--- WORK TO BE COMPLETED ---
Return the listing below exactly, with the pictures dropped.

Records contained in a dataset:
'''

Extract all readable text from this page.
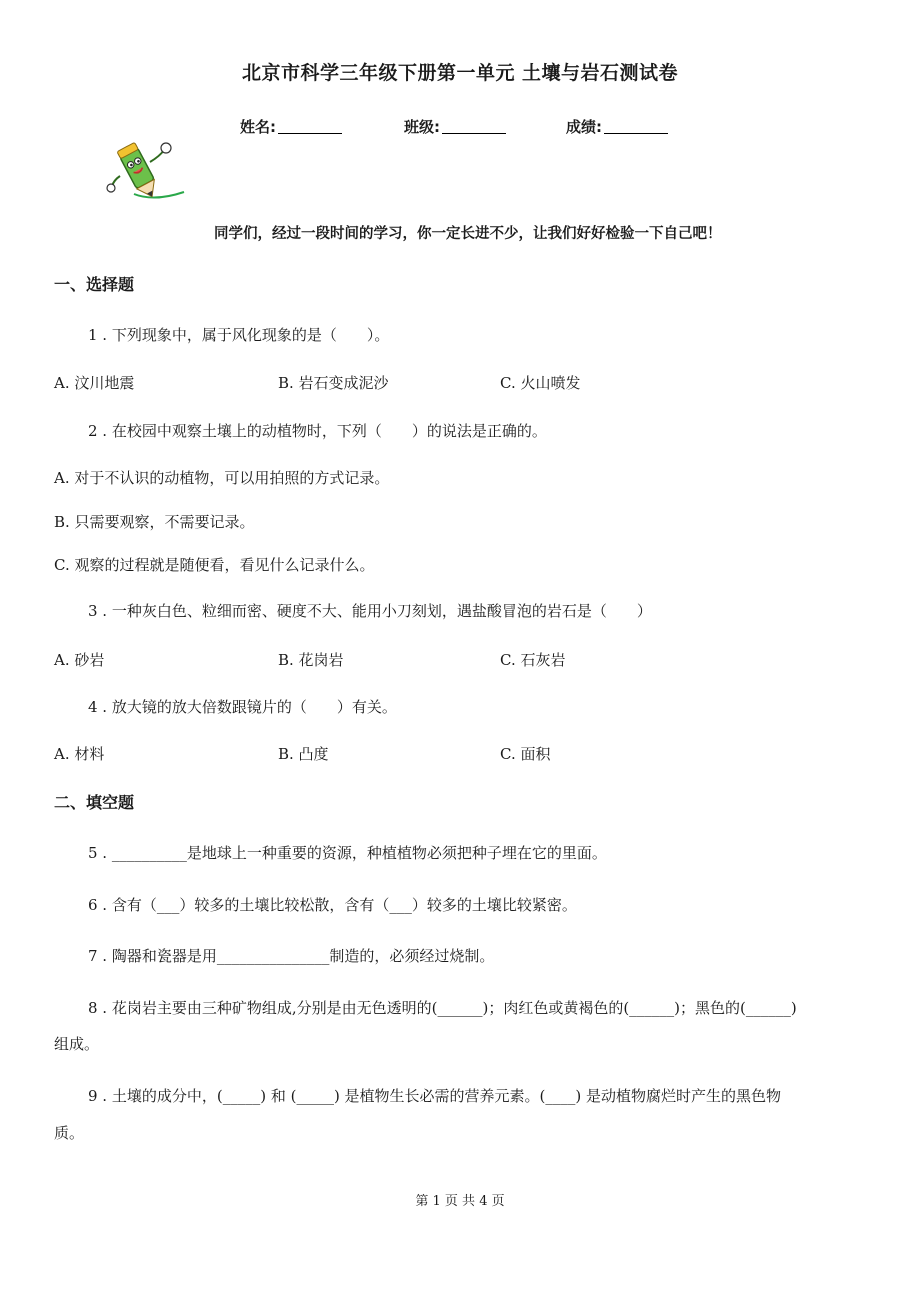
北京市科学三年级下册第一单元 土壤与岩石测试卷
姓名:	班级:	成绩:
同学们，经过一段时间的学习，你一定长进不少，让我们好好检验一下自己吧！
一、选择题
1 . 下列现象中，属于风化现象的是（　　）。
A. 汶川地震	B. 岩石变成泥沙	C. 火山喷发
2 . 在校园中观察土壤上的动植物时，下列（　　）的说法是正确的。
A. 对于不认识的动植物，可以用拍照的方式记录。
B. 只需要观察，不需要记录。
C. 观察的过程就是随便看，看见什么记录什么。
3 . 一种灰白色、粒细而密、硬度不大、能用小刀刻划，遇盐酸冒泡的岩石是（　　）
A. 砂岩	B. 花岗岩	C. 石灰岩
4 . 放大镜的放大倍数跟镜片的（　　）有关。
A. 材料	B. 凸度	C. 面积
二、填空题
5 . __________是地球上一种重要的资源，种植植物必须把种子埋在它的里面。
6 . 含有（___）较多的土壤比较松散，含有（___）较多的土壤比较紧密。
7 . 陶器和瓷器是用_______________制造的，必须经过烧制。
8 . 花岗岩主要由三种矿物组成,分别是由无色透明的(______)；肉红色或黄褐色的(______)；黑色的(______)
组成。
9 . 土壤的成分中，(_____) 和 (_____) 是植物生长必需的营养元素。(____) 是动植物腐烂时产生的黑色物
质。
第 1 页 共 4 页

'''

--- CORRECT OUTPUT ---
Extract all readable text from this page.
北京市科学三年级下册第一单元 土壤与岩石测试卷
姓名:	班级:	成绩:
同学们，经过一段时间的学习，你一定长进不少，让我们好好检验一下自己吧！
一、选择题
1 . 下列现象中，属于风化现象的是（　　）。
A. 汶川地震	B. 岩石变成泥沙	C. 火山喷发
2 . 在校园中观察土壤上的动植物时，下列（　　）的说法是正确的。
A. 对于不认识的动植物，可以用拍照的方式记录。
B. 只需要观察，不需要记录。
C. 观察的过程就是随便看，看见什么记录什么。
3 . 一种灰白色、粒细而密、硬度不大、能用小刀刻划，遇盐酸冒泡的岩石是（　　）
A. 砂岩	B. 花岗岩	C. 石灰岩
4 . 放大镜的放大倍数跟镜片的（　　）有关。
A. 材料	B. 凸度	C. 面积
二、填空题
5 . __________是地球上一种重要的资源，种植植物必须把种子埋在它的里面。
6 . 含有（___）较多的土壤比较松散，含有（___）较多的土壤比较紧密。
7 . 陶器和瓷器是用_______________制造的，必须经过烧制。
8 . 花岗岩主要由三种矿物组成,分别是由无色透明的(______)；肉红色或黄褐色的(______)；黑色的(______)
组成。
9 . 土壤的成分中，(_____) 和 (_____) 是植物生长必需的营养元素。(____) 是动植物腐烂时产生的黑色物
质。
第 1 页 共 4 页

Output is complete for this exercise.